Task material
>>>
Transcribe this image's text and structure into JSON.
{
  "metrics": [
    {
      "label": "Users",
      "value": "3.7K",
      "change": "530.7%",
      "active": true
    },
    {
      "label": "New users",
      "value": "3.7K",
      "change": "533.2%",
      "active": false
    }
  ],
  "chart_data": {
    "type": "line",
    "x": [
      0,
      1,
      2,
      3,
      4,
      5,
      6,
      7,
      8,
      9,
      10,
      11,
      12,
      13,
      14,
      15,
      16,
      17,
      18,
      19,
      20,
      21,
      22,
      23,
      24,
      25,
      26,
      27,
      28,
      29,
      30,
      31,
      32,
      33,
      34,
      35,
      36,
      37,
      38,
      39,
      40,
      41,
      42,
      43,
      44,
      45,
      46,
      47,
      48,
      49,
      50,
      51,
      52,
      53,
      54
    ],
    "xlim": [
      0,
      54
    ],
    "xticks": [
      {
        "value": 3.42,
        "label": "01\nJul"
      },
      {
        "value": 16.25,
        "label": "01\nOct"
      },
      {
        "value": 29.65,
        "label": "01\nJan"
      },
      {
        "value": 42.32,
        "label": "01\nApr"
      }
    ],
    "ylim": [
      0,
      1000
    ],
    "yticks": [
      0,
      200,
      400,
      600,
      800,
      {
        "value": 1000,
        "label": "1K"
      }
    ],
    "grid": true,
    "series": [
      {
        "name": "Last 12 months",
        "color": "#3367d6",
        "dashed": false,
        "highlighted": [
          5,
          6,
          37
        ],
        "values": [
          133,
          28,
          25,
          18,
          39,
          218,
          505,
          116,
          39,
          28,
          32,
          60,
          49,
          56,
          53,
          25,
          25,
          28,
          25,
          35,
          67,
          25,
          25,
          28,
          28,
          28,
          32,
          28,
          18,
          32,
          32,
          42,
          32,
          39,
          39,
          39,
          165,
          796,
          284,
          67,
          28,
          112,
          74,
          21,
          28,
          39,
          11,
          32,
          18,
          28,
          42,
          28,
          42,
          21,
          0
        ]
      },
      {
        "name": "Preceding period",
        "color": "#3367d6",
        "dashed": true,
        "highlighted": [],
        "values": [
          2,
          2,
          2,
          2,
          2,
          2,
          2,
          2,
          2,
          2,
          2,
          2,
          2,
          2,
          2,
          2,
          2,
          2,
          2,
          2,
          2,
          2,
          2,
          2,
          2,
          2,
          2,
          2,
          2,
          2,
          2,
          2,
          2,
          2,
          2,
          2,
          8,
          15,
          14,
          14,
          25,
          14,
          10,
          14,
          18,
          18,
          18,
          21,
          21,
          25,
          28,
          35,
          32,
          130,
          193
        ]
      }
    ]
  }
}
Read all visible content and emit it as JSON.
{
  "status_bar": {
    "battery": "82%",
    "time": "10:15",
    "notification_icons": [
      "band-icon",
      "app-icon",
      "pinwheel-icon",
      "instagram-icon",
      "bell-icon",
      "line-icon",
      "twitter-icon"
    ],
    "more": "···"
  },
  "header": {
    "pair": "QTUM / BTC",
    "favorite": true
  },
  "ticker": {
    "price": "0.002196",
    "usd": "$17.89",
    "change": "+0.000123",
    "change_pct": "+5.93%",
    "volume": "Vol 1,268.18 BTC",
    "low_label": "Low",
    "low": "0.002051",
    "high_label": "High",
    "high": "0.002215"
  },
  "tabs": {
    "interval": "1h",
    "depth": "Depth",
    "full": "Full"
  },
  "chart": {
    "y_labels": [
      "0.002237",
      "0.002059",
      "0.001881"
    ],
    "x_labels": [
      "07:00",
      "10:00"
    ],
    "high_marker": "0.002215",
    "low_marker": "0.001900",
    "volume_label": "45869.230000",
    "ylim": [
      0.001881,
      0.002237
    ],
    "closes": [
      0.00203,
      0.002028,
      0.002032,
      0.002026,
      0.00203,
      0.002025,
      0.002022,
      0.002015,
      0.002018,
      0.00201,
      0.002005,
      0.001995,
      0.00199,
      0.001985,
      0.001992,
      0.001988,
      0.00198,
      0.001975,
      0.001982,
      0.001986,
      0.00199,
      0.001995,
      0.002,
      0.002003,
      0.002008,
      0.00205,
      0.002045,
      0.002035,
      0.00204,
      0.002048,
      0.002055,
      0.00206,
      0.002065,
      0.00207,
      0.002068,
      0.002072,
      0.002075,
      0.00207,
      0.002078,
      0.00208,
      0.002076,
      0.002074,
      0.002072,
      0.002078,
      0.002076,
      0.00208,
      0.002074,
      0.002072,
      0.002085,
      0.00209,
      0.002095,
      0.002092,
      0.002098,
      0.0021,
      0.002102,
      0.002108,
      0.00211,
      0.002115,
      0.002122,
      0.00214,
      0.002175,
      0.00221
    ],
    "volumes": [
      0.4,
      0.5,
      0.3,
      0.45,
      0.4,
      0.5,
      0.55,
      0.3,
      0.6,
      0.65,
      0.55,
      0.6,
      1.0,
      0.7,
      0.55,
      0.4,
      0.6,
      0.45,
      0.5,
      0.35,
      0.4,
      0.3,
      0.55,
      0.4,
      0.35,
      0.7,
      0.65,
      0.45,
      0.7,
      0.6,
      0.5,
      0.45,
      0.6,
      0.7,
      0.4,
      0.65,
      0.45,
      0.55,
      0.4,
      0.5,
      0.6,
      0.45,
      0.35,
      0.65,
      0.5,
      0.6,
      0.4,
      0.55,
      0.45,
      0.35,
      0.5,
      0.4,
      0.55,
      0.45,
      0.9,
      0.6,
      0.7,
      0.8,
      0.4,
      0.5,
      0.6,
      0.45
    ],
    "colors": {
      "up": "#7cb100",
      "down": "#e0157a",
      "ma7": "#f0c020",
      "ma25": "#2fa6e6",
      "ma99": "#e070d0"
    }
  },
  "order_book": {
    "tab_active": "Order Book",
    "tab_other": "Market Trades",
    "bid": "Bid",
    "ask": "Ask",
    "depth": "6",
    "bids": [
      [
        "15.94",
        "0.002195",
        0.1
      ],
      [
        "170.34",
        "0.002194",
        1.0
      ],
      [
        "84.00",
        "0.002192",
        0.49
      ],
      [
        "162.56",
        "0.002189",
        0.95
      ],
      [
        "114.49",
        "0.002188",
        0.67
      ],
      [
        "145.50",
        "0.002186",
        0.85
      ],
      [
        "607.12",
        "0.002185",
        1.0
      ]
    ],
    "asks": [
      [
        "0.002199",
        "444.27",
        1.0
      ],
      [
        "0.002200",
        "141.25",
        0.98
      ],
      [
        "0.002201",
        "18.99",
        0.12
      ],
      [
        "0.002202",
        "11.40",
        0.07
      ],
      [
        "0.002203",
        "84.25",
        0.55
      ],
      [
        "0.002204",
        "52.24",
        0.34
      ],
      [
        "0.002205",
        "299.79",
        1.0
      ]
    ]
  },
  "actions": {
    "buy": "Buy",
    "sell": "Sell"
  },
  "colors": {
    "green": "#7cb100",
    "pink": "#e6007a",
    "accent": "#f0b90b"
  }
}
<<<
Written problem
The records above need to be transcribed in full. Keep every character unchanged.

Completed task
Transcribe this image's text and structure into JSON.
{
  "metrics": [
    {
      "label": "Users",
      "value": "3.7K",
      "change": "530.7%",
      "active": true
    },
    {
      "label": "New users",
      "value": "3.7K",
      "change": "533.2%",
      "active": false
    }
  ],
  "chart_data": {
    "type": "line",
    "x": [
      0,
      1,
      2,
      3,
      4,
      5,
      6,
      7,
      8,
      9,
      10,
      11,
      12,
      13,
      14,
      15,
      16,
      17,
      18,
      19,
      20,
      21,
      22,
      23,
      24,
      25,
      26,
      27,
      28,
      29,
      30,
      31,
      32,
      33,
      34,
      35,
      36,
      37,
      38,
      39,
      40,
      41,
      42,
      43,
      44,
      45,
      46,
      47,
      48,
      49,
      50,
      51,
      52,
      53,
      54
    ],
    "xlim": [
      0,
      54
    ],
    "xticks": [
      {
        "value": 3.42,
        "label": "01\nJul"
      },
      {
        "value": 16.25,
        "label": "01\nOct"
      },
      {
        "value": 29.65,
        "label": "01\nJan"
      },
      {
        "value": 42.32,
        "label": "01\nApr"
      }
    ],
    "ylim": [
      0,
      1000
    ],
    "yticks": [
      0,
      200,
      400,
      600,
      800,
      {
        "value": 1000,
        "label": "1K"
      }
    ],
    "grid": true,
    "series": [
      {
        "name": "Last 12 months",
        "color": "#3367d6",
        "dashed": false,
        "highlighted": [
          5,
          6,
          37
        ],
        "values": [
          133,
          28,
          25,
          18,
          39,
          218,
          505,
          116,
          39,
          28,
          32,
          60,
          49,
          56,
          53,
          25,
          25,
          28,
          25,
          35,
          67,
          25,
          25,
          28,
          28,
          28,
          32,
          28,
          18,
          32,
          32,
          42,
          32,
          39,
          39,
          39,
          165,
          796,
          284,
          67,
          28,
          112,
          74,
          21,
          28,
          39,
          11,
          32,
          18,
          28,
          42,
          28,
          42,
          21,
          0
        ]
      },
      {
        "name": "Preceding period",
        "color": "#3367d6",
        "dashed": true,
        "highlighted": [],
        "values": [
          2,
          2,
          2,
          2,
          2,
          2,
          2,
          2,
          2,
          2,
          2,
          2,
          2,
          2,
          2,
          2,
          2,
          2,
          2,
          2,
          2,
          2,
          2,
          2,
          2,
          2,
          2,
          2,
          2,
          2,
          2,
          2,
          2,
          2,
          2,
          2,
          8,
          15,
          14,
          14,
          25,
          14,
          10,
          14,
          18,
          18,
          18,
          21,
          21,
          25,
          28,
          35,
          32,
          130,
          193
        ]
      }
    ]
  }
}
Read all visible content and emit it as JSON.
{
  "status_bar": {
    "battery": "82%",
    "time": "10:15",
    "notification_icons": [
      "band-icon",
      "app-icon",
      "pinwheel-icon",
      "instagram-icon",
      "bell-icon",
      "line-icon",
      "twitter-icon"
    ],
    "more": "···"
  },
  "header": {
    "pair": "QTUM / BTC",
    "favorite": true
  },
  "ticker": {
    "price": "0.002196",
    "usd": "$17.89",
    "change": "+0.000123",
    "change_pct": "+5.93%",
    "volume": "Vol 1,268.18 BTC",
    "low_label": "Low",
    "low": "0.002051",
    "high_label": "High",
    "high": "0.002215"
  },
  "tabs": {
    "interval": "1h",
    "depth": "Depth",
    "full": "Full"
  },
  "chart": {
    "y_labels": [
      "0.002237",
      "0.002059",
      "0.001881"
    ],
    "x_labels": [
      "07:00",
      "10:00"
    ],
    "high_marker": "0.002215",
    "low_marker": "0.001900",
    "volume_label": "45869.230000",
    "ylim": [
      0.001881,
      0.002237
    ],
    "closes": [
      0.00203,
      0.002028,
      0.002032,
      0.002026,
      0.00203,
      0.002025,
      0.002022,
      0.002015,
      0.002018,
      0.00201,
      0.002005,
      0.001995,
      0.00199,
      0.001985,
      0.001992,
      0.001988,
      0.00198,
      0.001975,
      0.001982,
      0.001986,
      0.00199,
      0.001995,
      0.002,
      0.002003,
      0.002008,
      0.00205,
      0.002045,
      0.002035,
      0.00204,
      0.002048,
      0.002055,
      0.00206,
      0.002065,
      0.00207,
      0.002068,
      0.002072,
      0.002075,
      0.00207,
      0.002078,
      0.00208,
      0.002076,
      0.002074,
      0.002072,
      0.002078,
      0.002076,
      0.00208,
      0.002074,
      0.002072,
      0.002085,
      0.00209,
      0.002095,
      0.002092,
      0.002098,
      0.0021,
      0.002102,
      0.002108,
      0.00211,
      0.002115,
      0.002122,
      0.00214,
      0.002175,
      0.00221
    ],
    "volumes": [
      0.4,
      0.5,
      0.3,
      0.45,
      0.4,
      0.5,
      0.55,
      0.3,
      0.6,
      0.65,
      0.55,
      0.6,
      1.0,
      0.7,
      0.55,
      0.4,
      0.6,
      0.45,
      0.5,
      0.35,
      0.4,
      0.3,
      0.55,
      0.4,
      0.35,
      0.7,
      0.65,
      0.45,
      0.7,
      0.6,
      0.5,
      0.45,
      0.6,
      0.7,
      0.4,
      0.65,
      0.45,
      0.55,
      0.4,
      0.5,
      0.6,
      0.45,
      0.35,
      0.65,
      0.5,
      0.6,
      0.4,
      0.55,
      0.45,
      0.35,
      0.5,
      0.4,
      0.55,
      0.45,
      0.9,
      0.6,
      0.7,
      0.8,
      0.4,
      0.5,
      0.6,
      0.45
    ],
    "colors": {
      "up": "#7cb100",
      "down": "#e0157a",
      "ma7": "#f0c020",
      "ma25": "#2fa6e6",
      "ma99": "#e070d0"
    }
  },
  "order_book": {
    "tab_active": "Order Book",
    "tab_other": "Market Trades",
    "bid": "Bid",
    "ask": "Ask",
    "depth": "6",
    "bids": [
      [
        "15.94",
        "0.002195",
        0.1
      ],
      [
        "170.34",
        "0.002194",
        1.0
      ],
      [
        "84.00",
        "0.002192",
        0.49
      ],
      [
        "162.56",
        "0.002189",
        0.95
      ],
      [
        "114.49",
        "0.002188",
        0.67
      ],
      [
        "145.50",
        "0.002186",
        0.85
      ],
      [
        "607.12",
        "0.002185",
        1.0
      ]
    ],
    "asks": [
      [
        "0.002199",
        "444.27",
        1.0
      ],
      [
        "0.002200",
        "141.25",
        0.98
      ],
      [
        "0.002201",
        "18.99",
        0.12
      ],
      [
        "0.002202",
        "11.40",
        0.07
      ],
      [
        "0.002203",
        "84.25",
        0.55
      ],
      [
        "0.002204",
        "52.24",
        0.34
      ],
      [
        "0.002205",
        "299.79",
        1.0
      ]
    ]
  },
  "actions": {
    "buy": "Buy",
    "sell": "Sell"
  },
  "colors": {
    "green": "#7cb100",
    "pink": "#e6007a",
    "accent": "#f0b90b"
  }
}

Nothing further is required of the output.